** start **
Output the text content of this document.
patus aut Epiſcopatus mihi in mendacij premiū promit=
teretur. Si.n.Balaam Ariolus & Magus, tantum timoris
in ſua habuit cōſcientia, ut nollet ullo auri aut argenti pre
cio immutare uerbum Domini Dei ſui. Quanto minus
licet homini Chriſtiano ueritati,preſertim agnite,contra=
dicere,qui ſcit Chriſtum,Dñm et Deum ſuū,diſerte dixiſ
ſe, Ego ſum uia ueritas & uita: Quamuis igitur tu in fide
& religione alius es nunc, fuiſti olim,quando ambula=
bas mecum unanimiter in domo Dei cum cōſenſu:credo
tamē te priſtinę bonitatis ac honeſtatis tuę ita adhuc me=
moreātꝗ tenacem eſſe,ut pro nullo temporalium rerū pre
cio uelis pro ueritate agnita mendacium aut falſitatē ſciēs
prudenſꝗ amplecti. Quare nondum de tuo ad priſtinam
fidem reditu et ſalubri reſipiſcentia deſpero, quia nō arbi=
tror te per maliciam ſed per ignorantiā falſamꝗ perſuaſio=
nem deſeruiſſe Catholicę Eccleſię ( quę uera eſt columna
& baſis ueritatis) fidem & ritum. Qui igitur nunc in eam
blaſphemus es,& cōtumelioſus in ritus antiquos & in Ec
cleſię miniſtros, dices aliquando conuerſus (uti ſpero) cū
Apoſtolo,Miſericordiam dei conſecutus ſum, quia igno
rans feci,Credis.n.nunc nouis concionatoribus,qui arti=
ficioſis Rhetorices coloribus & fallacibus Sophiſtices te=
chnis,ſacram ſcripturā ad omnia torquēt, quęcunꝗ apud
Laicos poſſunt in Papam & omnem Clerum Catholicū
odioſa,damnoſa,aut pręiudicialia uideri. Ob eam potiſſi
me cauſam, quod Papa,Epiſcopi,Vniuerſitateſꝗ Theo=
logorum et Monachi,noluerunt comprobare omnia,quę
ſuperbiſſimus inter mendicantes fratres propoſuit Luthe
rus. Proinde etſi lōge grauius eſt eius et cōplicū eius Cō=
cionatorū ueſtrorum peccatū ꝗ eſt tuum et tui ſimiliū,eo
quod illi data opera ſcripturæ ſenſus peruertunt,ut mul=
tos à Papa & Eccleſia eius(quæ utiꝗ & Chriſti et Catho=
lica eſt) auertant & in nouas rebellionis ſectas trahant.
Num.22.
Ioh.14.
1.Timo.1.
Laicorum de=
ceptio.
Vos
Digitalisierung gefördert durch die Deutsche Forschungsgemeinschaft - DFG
** end **
** start **
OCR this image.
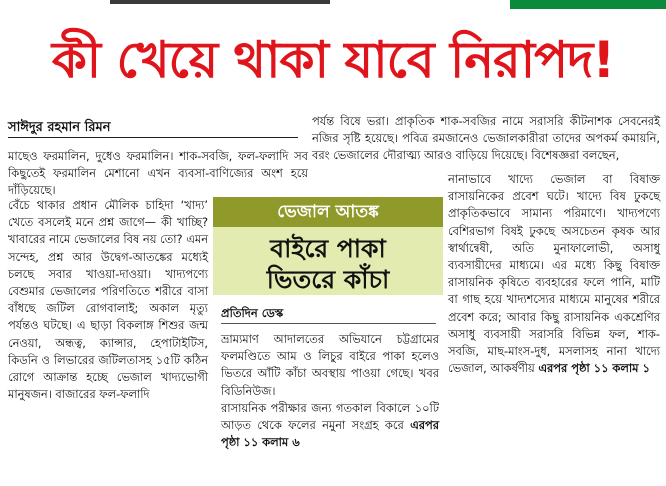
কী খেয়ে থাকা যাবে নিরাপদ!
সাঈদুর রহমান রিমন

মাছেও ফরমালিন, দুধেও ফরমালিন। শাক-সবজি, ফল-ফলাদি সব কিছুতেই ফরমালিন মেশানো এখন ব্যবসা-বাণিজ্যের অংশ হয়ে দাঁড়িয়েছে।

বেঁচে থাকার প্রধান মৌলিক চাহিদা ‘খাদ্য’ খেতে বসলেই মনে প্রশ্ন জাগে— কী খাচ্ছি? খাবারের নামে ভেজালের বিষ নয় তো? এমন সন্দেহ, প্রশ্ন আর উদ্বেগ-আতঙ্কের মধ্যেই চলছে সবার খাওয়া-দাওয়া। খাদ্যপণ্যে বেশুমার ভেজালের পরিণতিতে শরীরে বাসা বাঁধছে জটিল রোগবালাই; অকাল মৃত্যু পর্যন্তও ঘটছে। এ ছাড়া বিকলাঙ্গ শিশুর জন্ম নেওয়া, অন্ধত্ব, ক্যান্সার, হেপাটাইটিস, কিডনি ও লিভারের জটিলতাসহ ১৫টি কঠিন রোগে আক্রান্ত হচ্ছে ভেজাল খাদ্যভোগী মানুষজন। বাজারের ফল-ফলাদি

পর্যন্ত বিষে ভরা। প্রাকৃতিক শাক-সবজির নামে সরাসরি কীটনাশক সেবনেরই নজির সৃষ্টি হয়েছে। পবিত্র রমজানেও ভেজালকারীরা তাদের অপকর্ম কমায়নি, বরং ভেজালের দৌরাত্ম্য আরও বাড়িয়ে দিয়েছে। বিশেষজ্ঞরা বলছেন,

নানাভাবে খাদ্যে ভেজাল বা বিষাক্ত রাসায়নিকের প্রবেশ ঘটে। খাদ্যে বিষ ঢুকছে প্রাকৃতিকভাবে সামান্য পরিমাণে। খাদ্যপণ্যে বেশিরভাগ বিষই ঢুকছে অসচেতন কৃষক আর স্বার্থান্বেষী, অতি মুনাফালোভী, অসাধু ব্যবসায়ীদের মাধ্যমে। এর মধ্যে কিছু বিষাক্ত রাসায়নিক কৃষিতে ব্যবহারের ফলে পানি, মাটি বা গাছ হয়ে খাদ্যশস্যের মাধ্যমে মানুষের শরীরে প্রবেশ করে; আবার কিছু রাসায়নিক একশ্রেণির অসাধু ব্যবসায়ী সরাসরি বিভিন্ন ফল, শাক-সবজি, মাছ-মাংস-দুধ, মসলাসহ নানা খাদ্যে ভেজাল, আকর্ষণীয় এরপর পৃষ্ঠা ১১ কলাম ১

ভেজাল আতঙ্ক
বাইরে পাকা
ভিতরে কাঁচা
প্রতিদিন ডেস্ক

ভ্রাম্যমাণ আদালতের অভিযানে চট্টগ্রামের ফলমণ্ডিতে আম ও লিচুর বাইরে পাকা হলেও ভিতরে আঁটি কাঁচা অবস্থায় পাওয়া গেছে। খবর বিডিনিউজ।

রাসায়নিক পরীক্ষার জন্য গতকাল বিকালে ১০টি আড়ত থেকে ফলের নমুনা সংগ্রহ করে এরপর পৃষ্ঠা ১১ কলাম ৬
** end **
=== DESCRIPTION OF THE TASK ===
Gather each line in these records that contains the string "quod".

=== EXPECTED ANSWER ===
me cauſam, quod Papa,Epiſcopi,Vniuerſitateſꝗ Theo=
quod illi data opera ſcripturæ ſenſus peruertunt,ut mul=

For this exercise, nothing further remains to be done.